■ What you are asked to do
Write out the full listing again, exactly as it stands.

Extracts from a graphics dataset
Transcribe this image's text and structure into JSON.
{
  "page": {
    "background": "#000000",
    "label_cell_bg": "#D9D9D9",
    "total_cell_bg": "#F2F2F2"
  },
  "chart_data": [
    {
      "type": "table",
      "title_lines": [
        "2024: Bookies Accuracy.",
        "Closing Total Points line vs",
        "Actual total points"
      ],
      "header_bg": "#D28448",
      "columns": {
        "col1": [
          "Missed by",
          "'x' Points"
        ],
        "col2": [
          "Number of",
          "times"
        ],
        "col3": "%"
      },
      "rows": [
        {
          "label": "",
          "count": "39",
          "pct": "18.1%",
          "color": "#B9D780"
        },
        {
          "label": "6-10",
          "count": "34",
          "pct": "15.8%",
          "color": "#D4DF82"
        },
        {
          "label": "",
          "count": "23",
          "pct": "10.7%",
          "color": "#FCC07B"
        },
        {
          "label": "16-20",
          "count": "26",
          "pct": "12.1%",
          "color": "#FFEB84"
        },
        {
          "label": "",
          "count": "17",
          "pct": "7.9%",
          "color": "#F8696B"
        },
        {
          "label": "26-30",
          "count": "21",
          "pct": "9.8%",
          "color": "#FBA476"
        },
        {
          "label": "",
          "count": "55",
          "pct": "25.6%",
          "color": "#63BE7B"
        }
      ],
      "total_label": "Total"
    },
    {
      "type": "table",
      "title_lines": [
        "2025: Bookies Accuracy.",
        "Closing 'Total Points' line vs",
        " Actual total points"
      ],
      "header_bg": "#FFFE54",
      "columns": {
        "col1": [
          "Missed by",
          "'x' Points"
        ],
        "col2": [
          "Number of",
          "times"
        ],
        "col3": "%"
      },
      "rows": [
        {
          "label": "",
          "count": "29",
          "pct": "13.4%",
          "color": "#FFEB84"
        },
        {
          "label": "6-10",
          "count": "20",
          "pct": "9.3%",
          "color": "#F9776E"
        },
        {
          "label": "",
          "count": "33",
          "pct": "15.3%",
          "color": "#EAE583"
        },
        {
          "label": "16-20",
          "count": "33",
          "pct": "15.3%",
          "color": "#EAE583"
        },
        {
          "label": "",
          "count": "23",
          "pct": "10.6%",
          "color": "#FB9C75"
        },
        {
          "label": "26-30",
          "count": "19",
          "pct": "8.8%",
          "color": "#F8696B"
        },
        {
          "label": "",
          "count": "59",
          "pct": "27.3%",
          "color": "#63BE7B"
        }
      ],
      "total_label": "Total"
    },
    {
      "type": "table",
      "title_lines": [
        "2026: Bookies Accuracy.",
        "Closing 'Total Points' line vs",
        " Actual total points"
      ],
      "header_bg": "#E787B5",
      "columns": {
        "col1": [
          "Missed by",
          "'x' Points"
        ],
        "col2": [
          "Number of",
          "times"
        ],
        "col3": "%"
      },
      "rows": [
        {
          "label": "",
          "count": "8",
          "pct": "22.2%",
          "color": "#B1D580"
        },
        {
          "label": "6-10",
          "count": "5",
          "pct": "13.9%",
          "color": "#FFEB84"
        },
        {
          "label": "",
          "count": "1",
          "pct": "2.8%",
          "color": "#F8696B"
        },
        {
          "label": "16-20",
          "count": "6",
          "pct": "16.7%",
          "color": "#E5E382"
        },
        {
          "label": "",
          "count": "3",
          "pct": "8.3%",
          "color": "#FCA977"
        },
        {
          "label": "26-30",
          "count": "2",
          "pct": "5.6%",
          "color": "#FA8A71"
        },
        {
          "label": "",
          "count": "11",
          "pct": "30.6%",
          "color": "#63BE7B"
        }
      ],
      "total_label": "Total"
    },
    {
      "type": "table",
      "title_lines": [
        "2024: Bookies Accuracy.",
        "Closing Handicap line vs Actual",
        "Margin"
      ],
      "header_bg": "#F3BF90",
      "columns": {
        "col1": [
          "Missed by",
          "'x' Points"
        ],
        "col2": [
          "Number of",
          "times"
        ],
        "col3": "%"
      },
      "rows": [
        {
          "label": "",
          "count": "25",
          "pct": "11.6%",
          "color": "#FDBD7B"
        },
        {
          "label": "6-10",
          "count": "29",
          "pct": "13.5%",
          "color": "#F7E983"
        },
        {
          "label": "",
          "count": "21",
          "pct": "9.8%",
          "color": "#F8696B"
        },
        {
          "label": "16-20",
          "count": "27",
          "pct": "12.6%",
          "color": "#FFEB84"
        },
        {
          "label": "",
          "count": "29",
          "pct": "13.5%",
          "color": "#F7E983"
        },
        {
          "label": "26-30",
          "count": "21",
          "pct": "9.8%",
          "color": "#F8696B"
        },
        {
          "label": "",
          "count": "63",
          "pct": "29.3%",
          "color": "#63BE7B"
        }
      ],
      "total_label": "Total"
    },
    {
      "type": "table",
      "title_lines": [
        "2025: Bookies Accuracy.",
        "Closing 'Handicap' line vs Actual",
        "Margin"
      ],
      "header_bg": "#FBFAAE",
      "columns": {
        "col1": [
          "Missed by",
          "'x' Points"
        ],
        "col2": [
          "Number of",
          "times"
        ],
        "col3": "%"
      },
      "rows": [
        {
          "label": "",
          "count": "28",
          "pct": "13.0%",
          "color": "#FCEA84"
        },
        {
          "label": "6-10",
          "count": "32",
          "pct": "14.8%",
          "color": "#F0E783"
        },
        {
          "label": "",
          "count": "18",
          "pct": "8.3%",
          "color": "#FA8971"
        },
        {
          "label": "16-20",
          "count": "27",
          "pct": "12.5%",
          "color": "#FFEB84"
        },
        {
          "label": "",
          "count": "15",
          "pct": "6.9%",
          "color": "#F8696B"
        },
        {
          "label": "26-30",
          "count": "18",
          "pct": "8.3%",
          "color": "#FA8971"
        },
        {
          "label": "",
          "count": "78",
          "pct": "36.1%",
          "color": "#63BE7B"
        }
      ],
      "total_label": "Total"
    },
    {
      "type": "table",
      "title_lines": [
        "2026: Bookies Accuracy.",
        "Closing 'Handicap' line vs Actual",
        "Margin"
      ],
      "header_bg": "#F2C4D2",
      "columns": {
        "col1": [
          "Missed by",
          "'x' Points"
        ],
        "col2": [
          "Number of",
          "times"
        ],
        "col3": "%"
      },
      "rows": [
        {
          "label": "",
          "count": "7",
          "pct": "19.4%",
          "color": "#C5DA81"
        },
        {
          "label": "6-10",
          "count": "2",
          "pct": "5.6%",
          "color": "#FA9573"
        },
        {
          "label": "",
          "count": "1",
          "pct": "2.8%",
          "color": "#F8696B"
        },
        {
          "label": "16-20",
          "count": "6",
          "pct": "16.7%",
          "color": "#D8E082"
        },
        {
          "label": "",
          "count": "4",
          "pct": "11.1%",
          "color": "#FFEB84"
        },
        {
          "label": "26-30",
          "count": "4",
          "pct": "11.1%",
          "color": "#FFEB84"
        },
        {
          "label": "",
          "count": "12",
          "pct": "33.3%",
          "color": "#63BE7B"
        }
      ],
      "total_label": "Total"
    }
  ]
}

■ Answer to the problem
Transcribe this image's text and structure into JSON.
{
  "page": {
    "background": "#000000",
    "label_cell_bg": "#D9D9D9",
    "total_cell_bg": "#F2F2F2"
  },
  "chart_data": [
    {
      "type": "table",
      "title_lines": [
        "2024: Bookies Accuracy.",
        "Closing Total Points line vs",
        "Actual total points"
      ],
      "header_bg": "#D28448",
      "columns": {
        "col1": [
          "Missed by",
          "'x' Points"
        ],
        "col2": [
          "Number of",
          "times"
        ],
        "col3": "%"
      },
      "rows": [
        {
          "label": "",
          "count": "39",
          "pct": "18.1%",
          "color": "#B9D780"
        },
        {
          "label": "6-10",
          "count": "34",
          "pct": "15.8%",
          "color": "#D4DF82"
        },
        {
          "label": "",
          "count": "23",
          "pct": "10.7%",
          "color": "#FCC07B"
        },
        {
          "label": "16-20",
          "count": "26",
          "pct": "12.1%",
          "color": "#FFEB84"
        },
        {
          "label": "",
          "count": "17",
          "pct": "7.9%",
          "color": "#F8696B"
        },
        {
          "label": "26-30",
          "count": "21",
          "pct": "9.8%",
          "color": "#FBA476"
        },
        {
          "label": "",
          "count": "55",
          "pct": "25.6%",
          "color": "#63BE7B"
        }
      ],
      "total_label": "Total"
    },
    {
      "type": "table",
      "title_lines": [
        "2025: Bookies Accuracy.",
        "Closing 'Total Points' line vs",
        " Actual total points"
      ],
      "header_bg": "#FFFE54",
      "columns": {
        "col1": [
          "Missed by",
          "'x' Points"
        ],
        "col2": [
          "Number of",
          "times"
        ],
        "col3": "%"
      },
      "rows": [
        {
          "label": "",
          "count": "29",
          "pct": "13.4%",
          "color": "#FFEB84"
        },
        {
          "label": "6-10",
          "count": "20",
          "pct": "9.3%",
          "color": "#F9776E"
        },
        {
          "label": "",
          "count": "33",
          "pct": "15.3%",
          "color": "#EAE583"
        },
        {
          "label": "16-20",
          "count": "33",
          "pct": "15.3%",
          "color": "#EAE583"
        },
        {
          "label": "",
          "count": "23",
          "pct": "10.6%",
          "color": "#FB9C75"
        },
        {
          "label": "26-30",
          "count": "19",
          "pct": "8.8%",
          "color": "#F8696B"
        },
        {
          "label": "",
          "count": "59",
          "pct": "27.3%",
          "color": "#63BE7B"
        }
      ],
      "total_label": "Total"
    },
    {
      "type": "table",
      "title_lines": [
        "2026: Bookies Accuracy.",
        "Closing 'Total Points' line vs",
        " Actual total points"
      ],
      "header_bg": "#E787B5",
      "columns": {
        "col1": [
          "Missed by",
          "'x' Points"
        ],
        "col2": [
          "Number of",
          "times"
        ],
        "col3": "%"
      },
      "rows": [
        {
          "label": "",
          "count": "8",
          "pct": "22.2%",
          "color": "#B1D580"
        },
        {
          "label": "6-10",
          "count": "5",
          "pct": "13.9%",
          "color": "#FFEB84"
        },
        {
          "label": "",
          "count": "1",
          "pct": "2.8%",
          "color": "#F8696B"
        },
        {
          "label": "16-20",
          "count": "6",
          "pct": "16.7%",
          "color": "#E5E382"
        },
        {
          "label": "",
          "count": "3",
          "pct": "8.3%",
          "color": "#FCA977"
        },
        {
          "label": "26-30",
          "count": "2",
          "pct": "5.6%",
          "color": "#FA8A71"
        },
        {
          "label": "",
          "count": "11",
          "pct": "30.6%",
          "color": "#63BE7B"
        }
      ],
      "total_label": "Total"
    },
    {
      "type": "table",
      "title_lines": [
        "2024: Bookies Accuracy.",
        "Closing Handicap line vs Actual",
        "Margin"
      ],
      "header_bg": "#F3BF90",
      "columns": {
        "col1": [
          "Missed by",
          "'x' Points"
        ],
        "col2": [
          "Number of",
          "times"
        ],
        "col3": "%"
      },
      "rows": [
        {
          "label": "",
          "count": "25",
          "pct": "11.6%",
          "color": "#FDBD7B"
        },
        {
          "label": "6-10",
          "count": "29",
          "pct": "13.5%",
          "color": "#F7E983"
        },
        {
          "label": "",
          "count": "21",
          "pct": "9.8%",
          "color": "#F8696B"
        },
        {
          "label": "16-20",
          "count": "27",
          "pct": "12.6%",
          "color": "#FFEB84"
        },
        {
          "label": "",
          "count": "29",
          "pct": "13.5%",
          "color": "#F7E983"
        },
        {
          "label": "26-30",
          "count": "21",
          "pct": "9.8%",
          "color": "#F8696B"
        },
        {
          "label": "",
          "count": "63",
          "pct": "29.3%",
          "color": "#63BE7B"
        }
      ],
      "total_label": "Total"
    },
    {
      "type": "table",
      "title_lines": [
        "2025: Bookies Accuracy.",
        "Closing 'Handicap' line vs Actual",
        "Margin"
      ],
      "header_bg": "#FBFAAE",
      "columns": {
        "col1": [
          "Missed by",
          "'x' Points"
        ],
        "col2": [
          "Number of",
          "times"
        ],
        "col3": "%"
      },
      "rows": [
        {
          "label": "",
          "count": "28",
          "pct": "13.0%",
          "color": "#FCEA84"
        },
        {
          "label": "6-10",
          "count": "32",
          "pct": "14.8%",
          "color": "#F0E783"
        },
        {
          "label": "",
          "count": "18",
          "pct": "8.3%",
          "color": "#FA8971"
        },
        {
          "label": "16-20",
          "count": "27",
          "pct": "12.5%",
          "color": "#FFEB84"
        },
        {
          "label": "",
          "count": "15",
          "pct": "6.9%",
          "color": "#F8696B"
        },
        {
          "label": "26-30",
          "count": "18",
          "pct": "8.3%",
          "color": "#FA8971"
        },
        {
          "label": "",
          "count": "78",
          "pct": "36.1%",
          "color": "#63BE7B"
        }
      ],
      "total_label": "Total"
    },
    {
      "type": "table",
      "title_lines": [
        "2026: Bookies Accuracy.",
        "Closing 'Handicap' line vs Actual",
        "Margin"
      ],
      "header_bg": "#F2C4D2",
      "columns": {
        "col1": [
          "Missed by",
          "'x' Points"
        ],
        "col2": [
          "Number of",
          "times"
        ],
        "col3": "%"
      },
      "rows": [
        {
          "label": "",
          "count": "7",
          "pct": "19.4%",
          "color": "#C5DA81"
        },
        {
          "label": "6-10",
          "count": "2",
          "pct": "5.6%",
          "color": "#FA9573"
        },
        {
          "label": "",
          "count": "1",
          "pct": "2.8%",
          "color": "#F8696B"
        },
        {
          "label": "16-20",
          "count": "6",
          "pct": "16.7%",
          "color": "#D8E082"
        },
        {
          "label": "",
          "count": "4",
          "pct": "11.1%",
          "color": "#FFEB84"
        },
        {
          "label": "26-30",
          "count": "4",
          "pct": "11.1%",
          "color": "#FFEB84"
        },
        {
          "label": "",
          "count": "12",
          "pct": "33.3%",
          "color": "#63BE7B"
        }
      ],
      "total_label": "Total"
    }
  ]
}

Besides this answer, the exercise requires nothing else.